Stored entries
* * * * *
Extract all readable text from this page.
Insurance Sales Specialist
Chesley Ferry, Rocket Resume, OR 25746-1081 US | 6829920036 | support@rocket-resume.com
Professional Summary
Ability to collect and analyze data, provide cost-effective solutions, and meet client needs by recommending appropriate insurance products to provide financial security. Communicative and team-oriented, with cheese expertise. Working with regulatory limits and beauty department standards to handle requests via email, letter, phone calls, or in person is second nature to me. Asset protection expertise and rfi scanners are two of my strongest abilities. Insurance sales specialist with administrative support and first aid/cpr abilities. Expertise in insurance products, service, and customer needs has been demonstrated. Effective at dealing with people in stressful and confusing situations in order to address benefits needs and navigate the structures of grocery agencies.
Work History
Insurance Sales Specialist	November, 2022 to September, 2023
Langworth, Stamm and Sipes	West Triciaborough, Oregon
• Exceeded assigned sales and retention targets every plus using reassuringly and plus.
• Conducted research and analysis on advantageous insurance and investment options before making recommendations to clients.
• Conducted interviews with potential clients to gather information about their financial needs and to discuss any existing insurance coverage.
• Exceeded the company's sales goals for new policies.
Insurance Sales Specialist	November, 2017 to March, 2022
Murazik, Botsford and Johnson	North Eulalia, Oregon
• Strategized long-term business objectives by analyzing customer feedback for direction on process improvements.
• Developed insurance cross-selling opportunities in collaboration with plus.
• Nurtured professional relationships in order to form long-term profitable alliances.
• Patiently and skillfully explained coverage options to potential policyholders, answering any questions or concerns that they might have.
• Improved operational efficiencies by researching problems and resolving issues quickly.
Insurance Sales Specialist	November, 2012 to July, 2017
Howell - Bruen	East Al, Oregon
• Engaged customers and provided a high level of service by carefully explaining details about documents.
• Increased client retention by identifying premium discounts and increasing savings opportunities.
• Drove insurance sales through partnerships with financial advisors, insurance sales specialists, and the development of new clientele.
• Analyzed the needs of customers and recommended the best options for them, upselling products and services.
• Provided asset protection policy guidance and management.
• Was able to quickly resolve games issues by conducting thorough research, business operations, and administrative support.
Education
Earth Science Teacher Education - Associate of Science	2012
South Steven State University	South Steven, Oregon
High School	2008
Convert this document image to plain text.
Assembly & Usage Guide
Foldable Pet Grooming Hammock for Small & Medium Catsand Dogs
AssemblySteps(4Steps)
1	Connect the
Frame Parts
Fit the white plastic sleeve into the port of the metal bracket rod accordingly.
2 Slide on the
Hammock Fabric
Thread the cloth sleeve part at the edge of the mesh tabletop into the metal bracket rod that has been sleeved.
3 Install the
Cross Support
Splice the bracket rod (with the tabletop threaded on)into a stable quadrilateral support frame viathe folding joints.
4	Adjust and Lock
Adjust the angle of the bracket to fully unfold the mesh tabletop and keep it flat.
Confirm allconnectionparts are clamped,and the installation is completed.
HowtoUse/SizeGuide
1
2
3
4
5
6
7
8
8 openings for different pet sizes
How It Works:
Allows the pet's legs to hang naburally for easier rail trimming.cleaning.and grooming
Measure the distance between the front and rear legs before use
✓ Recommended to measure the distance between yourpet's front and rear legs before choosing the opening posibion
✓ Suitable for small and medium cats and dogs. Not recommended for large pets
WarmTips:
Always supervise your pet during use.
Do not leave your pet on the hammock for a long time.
* * * * *
### JOB
Every line of the listing that holds "November" should be found and copied.

### SOLVED PROBLEM
Insurance Sales Specialist	November, 2022 to September, 2023
Insurance Sales Specialist	November, 2017 to March, 2022
Insurance Sales Specialist	November, 2012 to July, 2017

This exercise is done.